*Requirement*: Tell how many lines carry the word "icon"; the reply is the number and nothing else.

+ + +

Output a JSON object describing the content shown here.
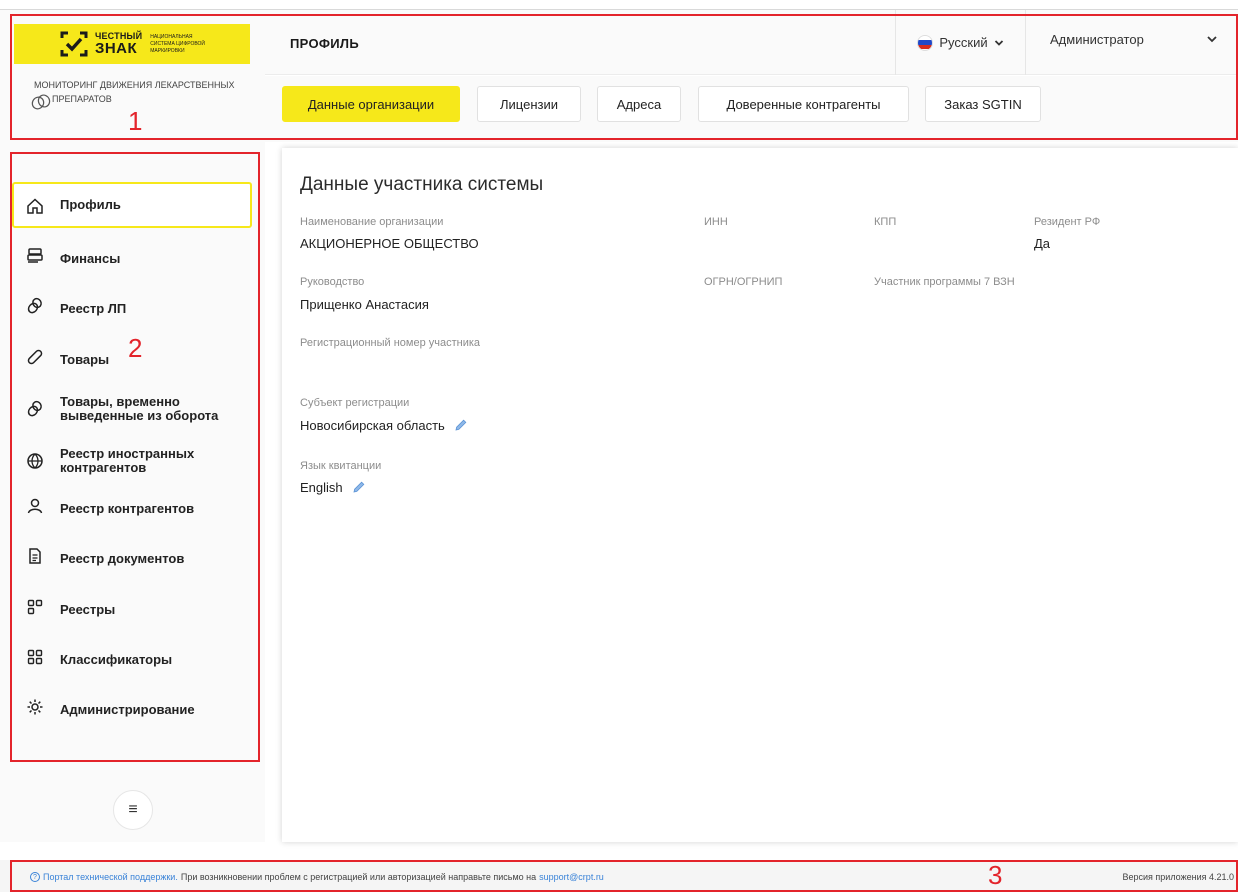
{
  "brand": {
    "logo_word1": "ЧЕСТНЫЙ",
    "logo_word2": "ЗНАК",
    "logo_sub": [
      "НАЦИОНАЛЬНАЯ",
      "СИСТЕМА ЦИФРОВОЙ",
      "МАРКИРОВКИ"
    ],
    "product_name": "МОНИТОРИНГ ДВИЖЕНИЯ ЛЕКАРСТВЕННЫХ ПРЕПАРАТОВ",
    "brand_color": "#f6e81a"
  },
  "header": {
    "page_title": "ПРОФИЛЬ",
    "language": "Русский",
    "user": "Администратор"
  },
  "tabs": [
    {
      "label": "Данные организации",
      "active": true
    },
    {
      "label": "Лицензии"
    },
    {
      "label": "Адреса"
    },
    {
      "label": "Доверенные контрагенты"
    },
    {
      "label": "Заказ SGTIN"
    }
  ],
  "sidebar": {
    "items": [
      {
        "label": "Профиль",
        "icon": "home-icon",
        "active": true
      },
      {
        "label": "Финансы",
        "icon": "wallet-icon"
      },
      {
        "label": "Реестр ЛП",
        "icon": "pills-icon"
      },
      {
        "label": "Товары",
        "icon": "capsule-icon"
      },
      {
        "label": "Товары, временно выведенные из оборота",
        "icon": "pills-icon"
      },
      {
        "label": "Реестр иностранных контрагентов",
        "icon": "globe-icon"
      },
      {
        "label": "Реестр контрагентов",
        "icon": "user-icon"
      },
      {
        "label": "Реестр документов",
        "icon": "document-icon"
      },
      {
        "label": "Реестры",
        "icon": "registry-icon"
      },
      {
        "label": "Классификаторы",
        "icon": "grid-icon"
      },
      {
        "label": "Администрирование",
        "icon": "gear-icon"
      }
    ],
    "toggle_glyph": "≡"
  },
  "main": {
    "section_title": "Данные участника системы",
    "fields": {
      "org_name": {
        "label": "Наименование организации",
        "value": "АКЦИОНЕРНОЕ ОБЩЕСТВО"
      },
      "inn": {
        "label": "ИНН",
        "value": ""
      },
      "kpp": {
        "label": "КПП",
        "value": ""
      },
      "resident": {
        "label": "Резидент РФ",
        "value": "Да"
      },
      "management": {
        "label": "Руководство",
        "value": "Прищенко Анастасия"
      },
      "ogrn": {
        "label": "ОГРН/ОГРНИП",
        "value": ""
      },
      "program": {
        "label": "Участник программы 7 ВЗН",
        "value": ""
      },
      "reg_number": {
        "label": "Регистрационный номер участника",
        "value": ""
      },
      "region": {
        "label": "Субъект регистрации",
        "value": "Новосибирская область"
      },
      "receipt_lang": {
        "label": "Язык квитанции",
        "value": "English"
      }
    }
  },
  "footer": {
    "support_link": "Портал технической поддержки.",
    "support_text": "При возникновении проблем с регистрацией или авторизацией направьте письмо на",
    "support_email": "support@crpt.ru",
    "version": "Версия приложения 4.21.0"
  },
  "annotations": [
    "1",
    "2",
    "3"
  ]
}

+ + +

*Full answer*: 11